__Exercise prompt__
Filter the records below for the word "pending". Copy each line that holds it.

__Given entries__
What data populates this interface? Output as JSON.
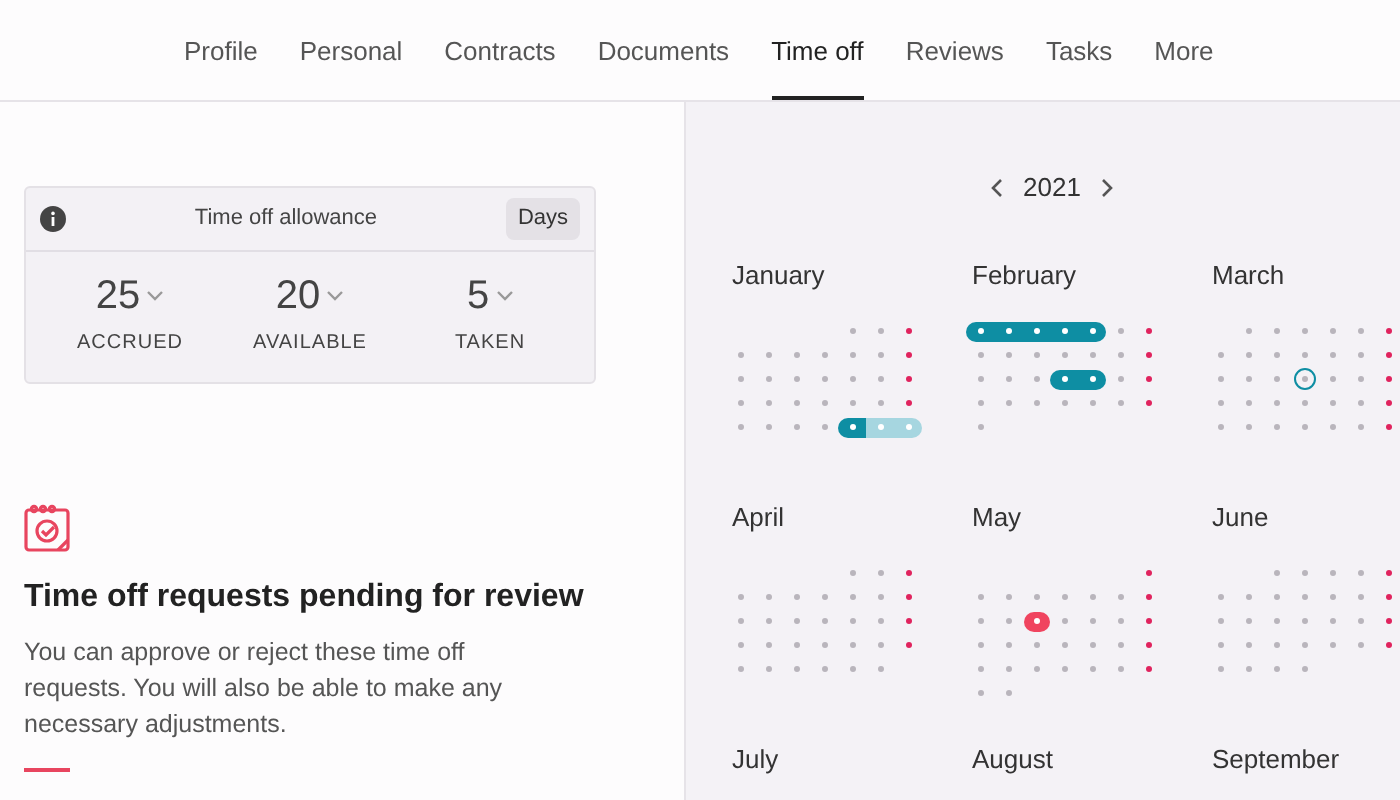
{
  "tabs": [
    {
      "label": "Profile",
      "selected": false
    },
    {
      "label": "Personal",
      "selected": false
    },
    {
      "label": "Contracts",
      "selected": false
    },
    {
      "label": "Documents",
      "selected": false
    },
    {
      "label": "Time off",
      "selected": true
    },
    {
      "label": "Reviews",
      "selected": false
    },
    {
      "label": "Tasks",
      "selected": false
    },
    {
      "label": "More",
      "selected": false
    }
  ],
  "allowance": {
    "title": "Time off allowance",
    "unit_button": "Days",
    "stats": [
      {
        "value": "25",
        "label": "ACCRUED"
      },
      {
        "value": "20",
        "label": "AVAILABLE"
      },
      {
        "value": "5",
        "label": "TAKEN"
      }
    ]
  },
  "pending": {
    "heading": "Time off requests pending for review",
    "body": "You can approve or reject these time off requests. You will also be able to make any necessary adjustments."
  },
  "calendar": {
    "year": "2021",
    "months": [
      {
        "name": "January",
        "weeks": [
          [
            {
              "kind": "blank"
            },
            {
              "kind": "blank"
            },
            {
              "kind": "blank"
            },
            {
              "kind": "blank"
            },
            {
              "kind": "day"
            },
            {
              "kind": "day"
            },
            {
              "kind": "weekend"
            }
          ],
          [
            {
              "kind": "day"
            },
            {
              "kind": "day"
            },
            {
              "kind": "day"
            },
            {
              "kind": "day"
            },
            {
              "kind": "day"
            },
            {
              "kind": "day"
            },
            {
              "kind": "weekend"
            }
          ],
          [
            {
              "kind": "day"
            },
            {
              "kind": "day"
            },
            {
              "kind": "day"
            },
            {
              "kind": "day"
            },
            {
              "kind": "day"
            },
            {
              "kind": "day"
            },
            {
              "kind": "weekend"
            }
          ],
          [
            {
              "kind": "day"
            },
            {
              "kind": "day"
            },
            {
              "kind": "day"
            },
            {
              "kind": "day"
            },
            {
              "kind": "day"
            },
            {
              "kind": "day"
            },
            {
              "kind": "weekend"
            }
          ],
          [
            {
              "kind": "day"
            },
            {
              "kind": "day"
            },
            {
              "kind": "day"
            },
            {
              "kind": "day"
            },
            {
              "kind": "off"
            },
            {
              "kind": "pending"
            },
            {
              "kind": "pending"
            }
          ]
        ]
      },
      {
        "name": "February",
        "weeks": [
          [
            {
              "kind": "off"
            },
            {
              "kind": "off"
            },
            {
              "kind": "off"
            },
            {
              "kind": "off"
            },
            {
              "kind": "off"
            },
            {
              "kind": "day"
            },
            {
              "kind": "weekend"
            }
          ],
          [
            {
              "kind": "day"
            },
            {
              "kind": "day"
            },
            {
              "kind": "day"
            },
            {
              "kind": "day"
            },
            {
              "kind": "day"
            },
            {
              "kind": "day"
            },
            {
              "kind": "weekend"
            }
          ],
          [
            {
              "kind": "day"
            },
            {
              "kind": "day"
            },
            {
              "kind": "day"
            },
            {
              "kind": "off"
            },
            {
              "kind": "off"
            },
            {
              "kind": "day"
            },
            {
              "kind": "weekend"
            }
          ],
          [
            {
              "kind": "day"
            },
            {
              "kind": "day"
            },
            {
              "kind": "day"
            },
            {
              "kind": "day"
            },
            {
              "kind": "day"
            },
            {
              "kind": "day"
            },
            {
              "kind": "weekend"
            }
          ],
          [
            {
              "kind": "day"
            }
          ]
        ]
      },
      {
        "name": "March",
        "weeks": [
          [
            {
              "kind": "blank"
            },
            {
              "kind": "day"
            },
            {
              "kind": "day"
            },
            {
              "kind": "day"
            },
            {
              "kind": "day"
            },
            {
              "kind": "day"
            },
            {
              "kind": "weekend"
            }
          ],
          [
            {
              "kind": "day"
            },
            {
              "kind": "day"
            },
            {
              "kind": "day"
            },
            {
              "kind": "day"
            },
            {
              "kind": "day"
            },
            {
              "kind": "day"
            },
            {
              "kind": "weekend"
            }
          ],
          [
            {
              "kind": "day"
            },
            {
              "kind": "day"
            },
            {
              "kind": "day"
            },
            {
              "kind": "today"
            },
            {
              "kind": "day"
            },
            {
              "kind": "day"
            },
            {
              "kind": "weekend"
            }
          ],
          [
            {
              "kind": "day"
            },
            {
              "kind": "day"
            },
            {
              "kind": "day"
            },
            {
              "kind": "day"
            },
            {
              "kind": "day"
            },
            {
              "kind": "day"
            },
            {
              "kind": "weekend"
            }
          ],
          [
            {
              "kind": "day"
            },
            {
              "kind": "day"
            },
            {
              "kind": "day"
            },
            {
              "kind": "day"
            },
            {
              "kind": "day"
            },
            {
              "kind": "day"
            },
            {
              "kind": "weekend"
            }
          ]
        ]
      },
      {
        "name": "April",
        "weeks": [
          [
            {
              "kind": "blank"
            },
            {
              "kind": "blank"
            },
            {
              "kind": "blank"
            },
            {
              "kind": "blank"
            },
            {
              "kind": "day"
            },
            {
              "kind": "day"
            },
            {
              "kind": "weekend"
            }
          ],
          [
            {
              "kind": "day"
            },
            {
              "kind": "day"
            },
            {
              "kind": "day"
            },
            {
              "kind": "day"
            },
            {
              "kind": "day"
            },
            {
              "kind": "day"
            },
            {
              "kind": "weekend"
            }
          ],
          [
            {
              "kind": "day"
            },
            {
              "kind": "day"
            },
            {
              "kind": "day"
            },
            {
              "kind": "day"
            },
            {
              "kind": "day"
            },
            {
              "kind": "day"
            },
            {
              "kind": "weekend"
            }
          ],
          [
            {
              "kind": "day"
            },
            {
              "kind": "day"
            },
            {
              "kind": "day"
            },
            {
              "kind": "day"
            },
            {
              "kind": "day"
            },
            {
              "kind": "day"
            },
            {
              "kind": "weekend"
            }
          ],
          [
            {
              "kind": "day"
            },
            {
              "kind": "day"
            },
            {
              "kind": "day"
            },
            {
              "kind": "day"
            },
            {
              "kind": "day"
            },
            {
              "kind": "day"
            }
          ]
        ]
      },
      {
        "name": "May",
        "weeks": [
          [
            {
              "kind": "blank"
            },
            {
              "kind": "blank"
            },
            {
              "kind": "blank"
            },
            {
              "kind": "blank"
            },
            {
              "kind": "blank"
            },
            {
              "kind": "blank"
            },
            {
              "kind": "weekend"
            }
          ],
          [
            {
              "kind": "day"
            },
            {
              "kind": "day"
            },
            {
              "kind": "day"
            },
            {
              "kind": "day"
            },
            {
              "kind": "day"
            },
            {
              "kind": "day"
            },
            {
              "kind": "weekend"
            }
          ],
          [
            {
              "kind": "day"
            },
            {
              "kind": "day"
            },
            {
              "kind": "holiday"
            },
            {
              "kind": "day"
            },
            {
              "kind": "day"
            },
            {
              "kind": "day"
            },
            {
              "kind": "weekend"
            }
          ],
          [
            {
              "kind": "day"
            },
            {
              "kind": "day"
            },
            {
              "kind": "day"
            },
            {
              "kind": "day"
            },
            {
              "kind": "day"
            },
            {
              "kind": "day"
            },
            {
              "kind": "weekend"
            }
          ],
          [
            {
              "kind": "day"
            },
            {
              "kind": "day"
            },
            {
              "kind": "day"
            },
            {
              "kind": "day"
            },
            {
              "kind": "day"
            },
            {
              "kind": "day"
            },
            {
              "kind": "weekend"
            }
          ],
          [
            {
              "kind": "day"
            },
            {
              "kind": "day"
            }
          ]
        ]
      },
      {
        "name": "June",
        "weeks": [
          [
            {
              "kind": "blank"
            },
            {
              "kind": "blank"
            },
            {
              "kind": "day"
            },
            {
              "kind": "day"
            },
            {
              "kind": "day"
            },
            {
              "kind": "day"
            },
            {
              "kind": "weekend"
            }
          ],
          [
            {
              "kind": "day"
            },
            {
              "kind": "day"
            },
            {
              "kind": "day"
            },
            {
              "kind": "day"
            },
            {
              "kind": "day"
            },
            {
              "kind": "day"
            },
            {
              "kind": "weekend"
            }
          ],
          [
            {
              "kind": "day"
            },
            {
              "kind": "day"
            },
            {
              "kind": "day"
            },
            {
              "kind": "day"
            },
            {
              "kind": "day"
            },
            {
              "kind": "day"
            },
            {
              "kind": "weekend"
            }
          ],
          [
            {
              "kind": "day"
            },
            {
              "kind": "day"
            },
            {
              "kind": "day"
            },
            {
              "kind": "day"
            },
            {
              "kind": "day"
            },
            {
              "kind": "day"
            },
            {
              "kind": "weekend"
            }
          ],
          [
            {
              "kind": "day"
            },
            {
              "kind": "day"
            },
            {
              "kind": "day"
            },
            {
              "kind": "day"
            }
          ]
        ]
      },
      {
        "name": "July"
      },
      {
        "name": "August"
      },
      {
        "name": "September"
      }
    ]
  }
}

__Full response__
  "pending": {
    "heading": "Time off requests pending for review",
              "kind": "pending"
              "kind": "pending"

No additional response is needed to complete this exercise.